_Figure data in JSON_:
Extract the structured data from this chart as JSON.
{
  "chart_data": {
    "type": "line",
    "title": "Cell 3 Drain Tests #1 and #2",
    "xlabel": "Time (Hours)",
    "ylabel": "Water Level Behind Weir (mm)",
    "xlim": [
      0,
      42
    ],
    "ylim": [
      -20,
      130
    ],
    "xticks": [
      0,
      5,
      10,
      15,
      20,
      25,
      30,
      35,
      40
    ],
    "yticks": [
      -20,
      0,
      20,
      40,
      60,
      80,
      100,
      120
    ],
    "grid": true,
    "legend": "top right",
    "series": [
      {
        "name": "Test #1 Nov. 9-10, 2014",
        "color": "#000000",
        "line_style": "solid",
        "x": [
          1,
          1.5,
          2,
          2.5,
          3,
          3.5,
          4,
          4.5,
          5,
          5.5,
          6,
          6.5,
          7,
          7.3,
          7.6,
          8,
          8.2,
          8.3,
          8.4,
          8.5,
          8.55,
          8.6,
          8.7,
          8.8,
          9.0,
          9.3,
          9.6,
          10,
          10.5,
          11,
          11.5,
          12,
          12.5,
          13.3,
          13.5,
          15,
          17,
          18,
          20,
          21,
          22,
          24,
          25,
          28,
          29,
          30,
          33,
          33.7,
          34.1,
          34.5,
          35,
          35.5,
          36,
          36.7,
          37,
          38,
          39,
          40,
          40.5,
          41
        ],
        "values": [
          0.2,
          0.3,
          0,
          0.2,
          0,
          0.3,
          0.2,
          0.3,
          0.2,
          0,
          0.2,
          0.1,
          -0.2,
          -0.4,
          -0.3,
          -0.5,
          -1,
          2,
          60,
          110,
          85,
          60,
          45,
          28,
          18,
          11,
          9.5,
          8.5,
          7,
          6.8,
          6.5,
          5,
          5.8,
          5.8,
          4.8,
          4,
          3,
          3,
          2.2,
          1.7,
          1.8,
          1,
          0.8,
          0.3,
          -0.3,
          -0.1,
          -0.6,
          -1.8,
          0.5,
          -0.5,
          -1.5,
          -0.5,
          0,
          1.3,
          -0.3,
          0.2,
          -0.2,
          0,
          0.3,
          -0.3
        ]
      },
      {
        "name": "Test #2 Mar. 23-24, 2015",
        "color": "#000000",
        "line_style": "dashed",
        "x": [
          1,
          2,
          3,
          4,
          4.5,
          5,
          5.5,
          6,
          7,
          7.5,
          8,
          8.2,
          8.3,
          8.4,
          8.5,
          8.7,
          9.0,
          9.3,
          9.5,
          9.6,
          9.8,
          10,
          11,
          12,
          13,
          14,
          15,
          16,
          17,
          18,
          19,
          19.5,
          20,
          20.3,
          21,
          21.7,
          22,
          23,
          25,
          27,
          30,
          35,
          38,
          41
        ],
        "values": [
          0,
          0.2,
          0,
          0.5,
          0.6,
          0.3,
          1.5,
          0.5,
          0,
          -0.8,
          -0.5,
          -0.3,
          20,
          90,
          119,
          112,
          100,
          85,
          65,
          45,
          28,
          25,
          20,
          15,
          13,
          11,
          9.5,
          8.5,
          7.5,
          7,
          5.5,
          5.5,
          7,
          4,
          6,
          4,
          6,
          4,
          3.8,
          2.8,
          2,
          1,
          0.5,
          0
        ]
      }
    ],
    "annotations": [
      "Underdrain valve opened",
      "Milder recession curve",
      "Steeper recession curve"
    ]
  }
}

_What is asked_: Show the lines of the data that hold the word "name".

_Reply_:
        "name": "Test #1 Nov. 9-10, 2014",
        "name": "Test #2 Mar. 23-24, 2015",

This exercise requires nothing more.